## What is asked
Give only the number of lines in the records below that contain the word "last".

## Records to process

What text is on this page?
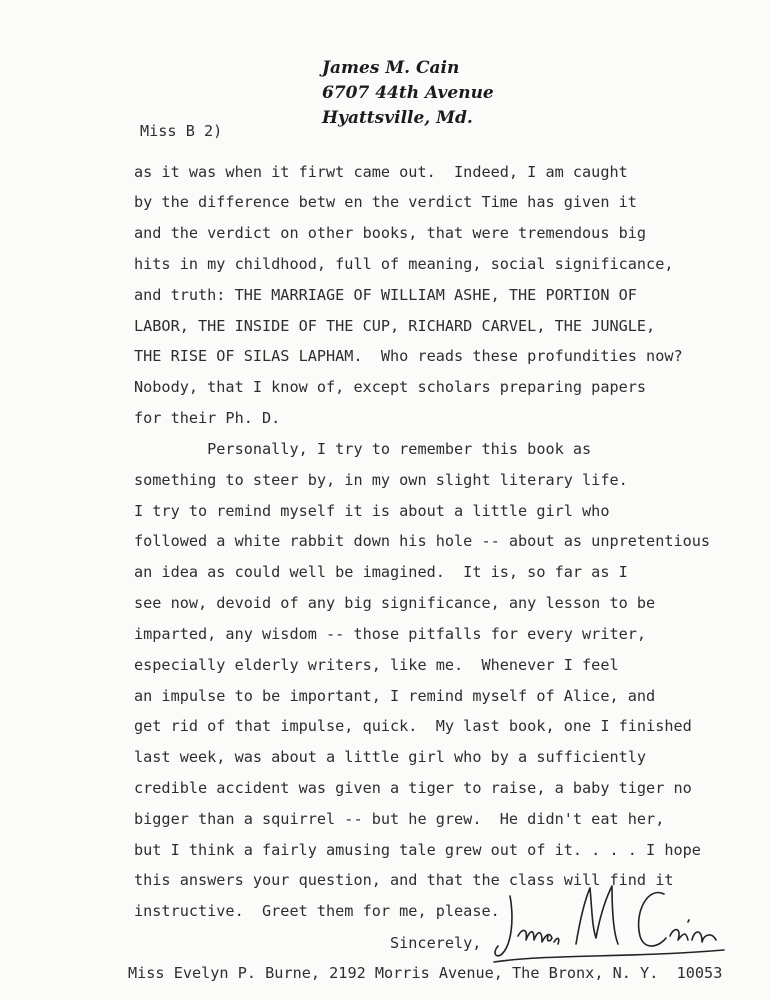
James M. Cain
6707 44th Avenue
Hyattsville, Md.
Miss B 2)
as it was when it firwt came out.  Indeed, I am caught
by the difference betw en the verdict Time has given it
and the verdict on other books, that were tremendous big
hits in my childhood, full of meaning, social significance,
and truth: THE MARRIAGE OF WILLIAM ASHE, THE PORTION OF
LABOR, THE INSIDE OF THE CUP, RICHARD CARVEL, THE JUNGLE,
THE RISE OF SILAS LAPHAM.  Who reads these profundities now?
Nobody, that I know of, except scholars preparing papers
for their Ph. D.
Personally, I try to remember this book as
something to steer by, in my own slight literary life.
I try to remind myself it is about a little girl who
followed a white rabbit down his hole -- about as unpretentious
an idea as could well be imagined.  It is, so far as I
see now, devoid of any big significance, any lesson to be
imparted, any wisdom -- those pitfalls for every writer,
especially elderly writers, like me.  Whenever I feel
an impulse to be important, I remind myself of Alice, and
get rid of that impulse, quick.  My last book, one I finished
last week, was about a little girl who by a sufficiently
credible accident was given a tiger to raise, a baby tiger no
bigger than a squirrel -- but he grew.  He didn't eat her,
but I think a fairly amusing tale grew out of it. . . . I hope
this answers your question, and that the class will find it
instructive.  Greet them for me, please.
Sincerely,
Miss Evelyn P. Burne, 2192 Morris Avenue, The Bronx, N. Y.  10053
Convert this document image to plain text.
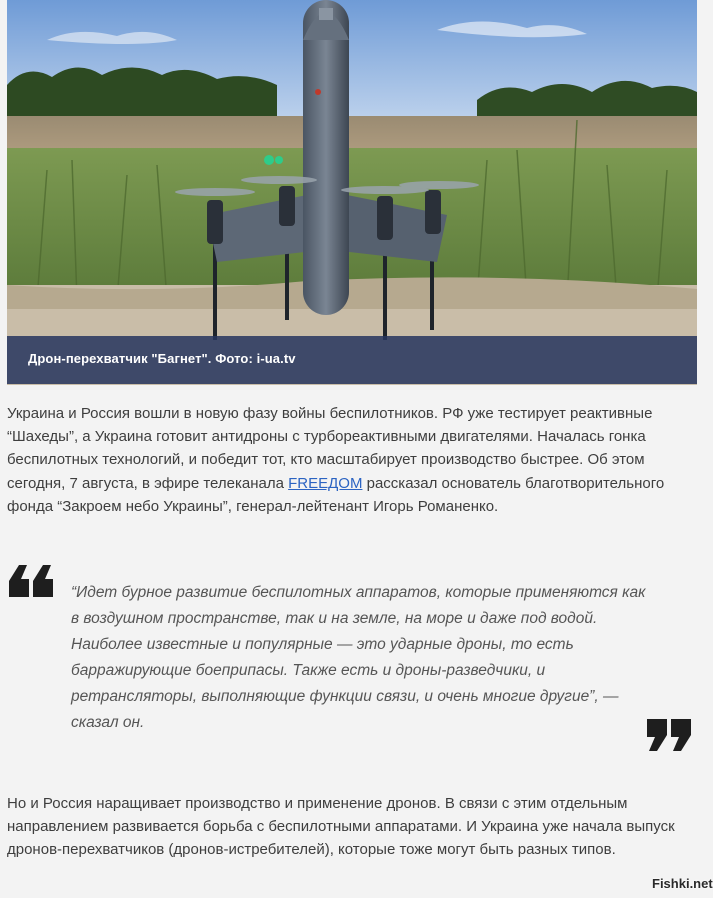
Дрон-перехватчик "Багнет". Фото: i-ua.tv

Украина и Россия вошли в новую фазу войны беспилотников. РФ уже тестирует реактивные “Шахеды”, а Украина готовит антидроны с турбореактивными двигателями. Началась гонка беспилотных технологий, и победит тот, кто масштабирует производство быстрее. Об этом сегодня, 7 августа, в эфире телеканала FREEДОМ рассказал основатель благотворительного фонда “Закроем небо Украины”, генерал-лейтенант Игорь Романенко.

“Идет бурное развитие беспилотных аппаратов, которые применяются как в воздушном пространстве, так и на земле, на море и даже под водой. Наиболее известные и популярные — это ударные дроны, то есть барражирующие боеприпасы. Также есть и дроны-разведчики, и ретрансляторы, выполняющие функции связи, и очень многие другие”, — сказал он.

Но и Россия наращивает производство и применение дронов. В связи с этим отдельным направлением развивается борьба с беспилотными аппаратами. И Украина уже начала выпуск дронов-перехватчиков (дронов-истребителей), которые тоже могут быть разных типов.

Fishki.net
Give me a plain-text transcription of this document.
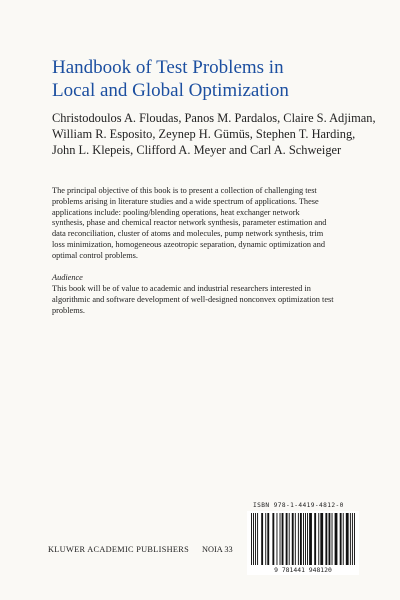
Handbook of Test Problems in
Local and Global Optimization
Christodoulos A. Floudas, Panos M. Pardalos, Claire S. Adjiman,
William R. Esposito, Zeynep H. Gümüs, Stephen T. Harding,
John L. Klepeis, Clifford A. Meyer and Carl A. Schweiger

The principal objective of this book is to present a collection of challenging test
problems arising in literature studies and a wide spectrum of applications. These
applications include: pooling/blending operations, heat exchanger network
synthesis, phase and chemical reactor network synthesis, parameter estimation and
data reconciliation, cluster of atoms and molecules, pump network synthesis, trim
loss minimization, homogeneous azeotropic separation, dynamic optimization and
optimal control problems.

Audience

This book will be of value to academic and industrial researchers interested in
algorithmic and software development of well-designed nonconvex optimization test
problems.

ISBN 978-1-4419-4812-0
9 781441 948120
KLUWER ACADEMIC PUBLISHERS NOIA 33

## Completed exercise
2